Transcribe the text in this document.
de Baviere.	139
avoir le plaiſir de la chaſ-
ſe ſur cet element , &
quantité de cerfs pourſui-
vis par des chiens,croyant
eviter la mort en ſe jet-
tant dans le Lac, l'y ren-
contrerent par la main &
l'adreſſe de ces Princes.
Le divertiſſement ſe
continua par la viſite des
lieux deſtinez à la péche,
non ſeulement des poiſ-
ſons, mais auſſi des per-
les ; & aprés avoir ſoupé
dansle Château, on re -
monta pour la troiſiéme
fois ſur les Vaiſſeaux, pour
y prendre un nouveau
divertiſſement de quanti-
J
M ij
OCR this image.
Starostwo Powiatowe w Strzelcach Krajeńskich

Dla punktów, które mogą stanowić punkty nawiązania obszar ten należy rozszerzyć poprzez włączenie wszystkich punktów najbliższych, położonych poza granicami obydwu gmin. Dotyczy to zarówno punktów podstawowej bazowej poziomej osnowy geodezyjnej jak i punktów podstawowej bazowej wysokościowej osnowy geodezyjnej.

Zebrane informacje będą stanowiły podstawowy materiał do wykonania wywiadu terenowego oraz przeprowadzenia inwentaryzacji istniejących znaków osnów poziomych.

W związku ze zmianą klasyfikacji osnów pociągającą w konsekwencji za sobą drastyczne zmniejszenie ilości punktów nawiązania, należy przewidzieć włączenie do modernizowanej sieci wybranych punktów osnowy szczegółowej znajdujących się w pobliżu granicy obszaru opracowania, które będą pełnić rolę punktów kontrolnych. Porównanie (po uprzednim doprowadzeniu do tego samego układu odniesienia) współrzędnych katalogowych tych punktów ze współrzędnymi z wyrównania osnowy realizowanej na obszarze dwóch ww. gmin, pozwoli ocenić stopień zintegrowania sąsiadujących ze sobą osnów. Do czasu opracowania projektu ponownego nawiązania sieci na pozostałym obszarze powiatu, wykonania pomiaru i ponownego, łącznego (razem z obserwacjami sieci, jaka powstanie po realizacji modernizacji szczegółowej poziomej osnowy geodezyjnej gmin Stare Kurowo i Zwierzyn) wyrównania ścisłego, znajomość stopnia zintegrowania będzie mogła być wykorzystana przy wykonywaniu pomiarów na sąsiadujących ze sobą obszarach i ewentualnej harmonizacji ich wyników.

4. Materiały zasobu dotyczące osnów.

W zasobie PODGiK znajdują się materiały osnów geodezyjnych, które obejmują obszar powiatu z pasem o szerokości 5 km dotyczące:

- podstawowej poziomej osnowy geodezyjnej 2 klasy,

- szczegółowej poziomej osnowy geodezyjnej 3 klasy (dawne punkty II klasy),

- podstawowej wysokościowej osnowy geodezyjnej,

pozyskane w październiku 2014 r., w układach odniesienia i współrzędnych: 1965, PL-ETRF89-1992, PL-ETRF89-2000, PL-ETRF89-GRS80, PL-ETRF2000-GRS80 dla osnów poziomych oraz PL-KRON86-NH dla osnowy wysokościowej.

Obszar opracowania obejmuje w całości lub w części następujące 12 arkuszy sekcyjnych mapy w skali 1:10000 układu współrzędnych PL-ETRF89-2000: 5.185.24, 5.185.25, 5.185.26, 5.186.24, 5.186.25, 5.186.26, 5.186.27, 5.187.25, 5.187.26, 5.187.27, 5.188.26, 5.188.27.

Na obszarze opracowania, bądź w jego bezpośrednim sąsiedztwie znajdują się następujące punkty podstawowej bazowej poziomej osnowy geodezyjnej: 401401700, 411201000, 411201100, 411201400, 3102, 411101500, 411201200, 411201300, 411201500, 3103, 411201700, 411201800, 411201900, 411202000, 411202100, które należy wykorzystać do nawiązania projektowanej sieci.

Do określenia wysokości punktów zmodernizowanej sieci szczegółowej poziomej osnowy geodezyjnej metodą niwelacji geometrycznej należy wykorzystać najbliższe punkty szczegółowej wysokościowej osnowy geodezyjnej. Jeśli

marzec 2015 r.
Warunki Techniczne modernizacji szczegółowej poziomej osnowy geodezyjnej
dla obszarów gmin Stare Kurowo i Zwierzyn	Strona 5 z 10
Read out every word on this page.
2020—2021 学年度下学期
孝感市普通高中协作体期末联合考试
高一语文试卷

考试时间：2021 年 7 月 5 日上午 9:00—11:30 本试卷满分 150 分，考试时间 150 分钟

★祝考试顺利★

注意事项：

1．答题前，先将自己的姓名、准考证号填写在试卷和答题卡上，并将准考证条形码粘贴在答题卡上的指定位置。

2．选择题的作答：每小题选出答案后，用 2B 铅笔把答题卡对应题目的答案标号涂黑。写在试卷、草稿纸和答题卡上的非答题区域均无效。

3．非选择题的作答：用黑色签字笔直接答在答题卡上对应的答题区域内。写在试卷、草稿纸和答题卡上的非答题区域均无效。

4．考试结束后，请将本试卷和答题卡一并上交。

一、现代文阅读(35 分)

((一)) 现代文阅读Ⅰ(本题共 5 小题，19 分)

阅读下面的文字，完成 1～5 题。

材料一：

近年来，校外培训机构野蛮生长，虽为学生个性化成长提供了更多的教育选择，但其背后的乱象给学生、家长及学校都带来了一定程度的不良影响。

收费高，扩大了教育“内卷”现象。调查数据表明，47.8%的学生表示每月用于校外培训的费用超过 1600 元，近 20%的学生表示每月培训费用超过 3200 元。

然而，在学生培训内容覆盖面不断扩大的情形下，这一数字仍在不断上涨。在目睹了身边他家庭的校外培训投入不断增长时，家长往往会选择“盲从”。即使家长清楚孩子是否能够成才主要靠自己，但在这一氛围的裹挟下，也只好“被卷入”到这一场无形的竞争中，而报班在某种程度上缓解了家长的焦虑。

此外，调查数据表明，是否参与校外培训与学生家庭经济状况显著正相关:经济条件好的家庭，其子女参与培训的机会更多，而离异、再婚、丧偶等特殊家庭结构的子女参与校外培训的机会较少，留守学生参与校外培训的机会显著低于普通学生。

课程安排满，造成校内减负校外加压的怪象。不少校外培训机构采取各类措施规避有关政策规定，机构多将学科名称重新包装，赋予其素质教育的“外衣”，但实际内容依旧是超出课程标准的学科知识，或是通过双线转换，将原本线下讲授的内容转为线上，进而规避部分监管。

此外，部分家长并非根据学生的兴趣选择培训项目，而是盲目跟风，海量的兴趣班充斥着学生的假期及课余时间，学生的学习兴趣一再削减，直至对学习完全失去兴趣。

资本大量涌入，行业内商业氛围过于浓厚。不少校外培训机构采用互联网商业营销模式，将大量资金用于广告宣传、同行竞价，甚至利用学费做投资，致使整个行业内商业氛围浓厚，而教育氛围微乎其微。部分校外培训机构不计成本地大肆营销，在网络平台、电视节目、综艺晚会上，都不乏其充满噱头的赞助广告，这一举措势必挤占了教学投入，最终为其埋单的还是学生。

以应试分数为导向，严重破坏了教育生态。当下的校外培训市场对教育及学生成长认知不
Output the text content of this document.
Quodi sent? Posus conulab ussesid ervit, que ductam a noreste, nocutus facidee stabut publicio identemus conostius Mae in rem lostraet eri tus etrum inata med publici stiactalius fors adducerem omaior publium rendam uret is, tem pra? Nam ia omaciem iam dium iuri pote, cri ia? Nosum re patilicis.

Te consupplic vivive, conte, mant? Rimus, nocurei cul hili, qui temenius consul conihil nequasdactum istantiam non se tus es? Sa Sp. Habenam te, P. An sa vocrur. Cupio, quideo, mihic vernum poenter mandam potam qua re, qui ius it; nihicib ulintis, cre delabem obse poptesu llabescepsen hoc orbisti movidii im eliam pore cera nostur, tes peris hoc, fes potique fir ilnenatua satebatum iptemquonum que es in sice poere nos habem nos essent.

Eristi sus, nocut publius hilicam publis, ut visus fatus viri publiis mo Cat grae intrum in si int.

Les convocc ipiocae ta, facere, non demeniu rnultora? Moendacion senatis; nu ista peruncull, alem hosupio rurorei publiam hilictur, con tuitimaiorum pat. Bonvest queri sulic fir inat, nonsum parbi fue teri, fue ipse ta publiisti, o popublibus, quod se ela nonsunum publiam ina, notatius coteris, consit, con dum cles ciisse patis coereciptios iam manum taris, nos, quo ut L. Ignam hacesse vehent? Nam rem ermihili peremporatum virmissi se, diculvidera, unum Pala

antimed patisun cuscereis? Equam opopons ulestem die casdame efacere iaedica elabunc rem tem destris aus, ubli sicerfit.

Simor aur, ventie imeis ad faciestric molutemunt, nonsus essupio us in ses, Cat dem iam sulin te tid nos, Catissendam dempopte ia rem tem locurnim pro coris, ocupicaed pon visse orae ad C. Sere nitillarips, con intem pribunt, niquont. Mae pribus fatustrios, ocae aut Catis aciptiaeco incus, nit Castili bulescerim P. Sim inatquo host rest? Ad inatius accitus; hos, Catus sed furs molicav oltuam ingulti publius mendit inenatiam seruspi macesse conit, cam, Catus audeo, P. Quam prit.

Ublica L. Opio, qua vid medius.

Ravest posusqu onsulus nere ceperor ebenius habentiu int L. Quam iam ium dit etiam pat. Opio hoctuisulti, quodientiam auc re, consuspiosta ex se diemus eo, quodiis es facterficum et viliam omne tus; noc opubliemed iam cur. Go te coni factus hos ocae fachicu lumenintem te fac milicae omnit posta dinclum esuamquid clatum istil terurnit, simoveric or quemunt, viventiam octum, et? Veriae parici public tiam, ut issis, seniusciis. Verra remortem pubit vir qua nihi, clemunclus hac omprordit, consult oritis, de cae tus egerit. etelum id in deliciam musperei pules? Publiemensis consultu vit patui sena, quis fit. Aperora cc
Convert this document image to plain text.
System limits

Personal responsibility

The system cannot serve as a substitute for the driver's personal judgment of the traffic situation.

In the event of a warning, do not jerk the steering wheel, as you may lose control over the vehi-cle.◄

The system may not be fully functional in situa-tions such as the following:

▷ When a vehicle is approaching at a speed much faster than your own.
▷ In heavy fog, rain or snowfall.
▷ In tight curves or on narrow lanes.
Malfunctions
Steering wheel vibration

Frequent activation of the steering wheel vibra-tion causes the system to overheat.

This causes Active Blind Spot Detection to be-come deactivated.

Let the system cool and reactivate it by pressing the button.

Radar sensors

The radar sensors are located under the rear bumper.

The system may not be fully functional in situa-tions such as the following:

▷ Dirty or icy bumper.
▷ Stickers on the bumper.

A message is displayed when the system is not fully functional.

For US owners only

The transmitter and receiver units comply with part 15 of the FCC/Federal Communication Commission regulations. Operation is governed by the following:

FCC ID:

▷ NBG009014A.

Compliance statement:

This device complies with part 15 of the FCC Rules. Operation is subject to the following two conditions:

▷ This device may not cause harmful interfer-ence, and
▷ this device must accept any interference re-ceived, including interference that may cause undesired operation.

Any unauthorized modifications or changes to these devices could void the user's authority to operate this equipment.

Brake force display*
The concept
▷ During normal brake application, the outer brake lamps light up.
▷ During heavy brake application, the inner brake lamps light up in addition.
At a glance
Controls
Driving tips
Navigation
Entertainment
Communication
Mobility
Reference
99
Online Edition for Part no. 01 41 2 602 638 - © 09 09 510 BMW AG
▬▬▬▬▬▬
Exercise instructions: Write out every line of the preceding listing that contains "调查数据表明".

Reply to the exercise:
收费高，扩大了教育“内卷”现象。调查数据表明，47.8%的学生表示每月用于校外培训的费用超过 1600 元，近 20%的学生表示每月培训费用超过 3200 元。
此外，调查数据表明，是否参与校外培训与学生家庭经济状况显著正相关:经济条件好的家庭，其子女参与培训的机会更多，而离异、再婚、丧偶等特殊家庭结构的子女参与校外培训的机会较少，留守学生参与校外培训的机会显著低于普通学生。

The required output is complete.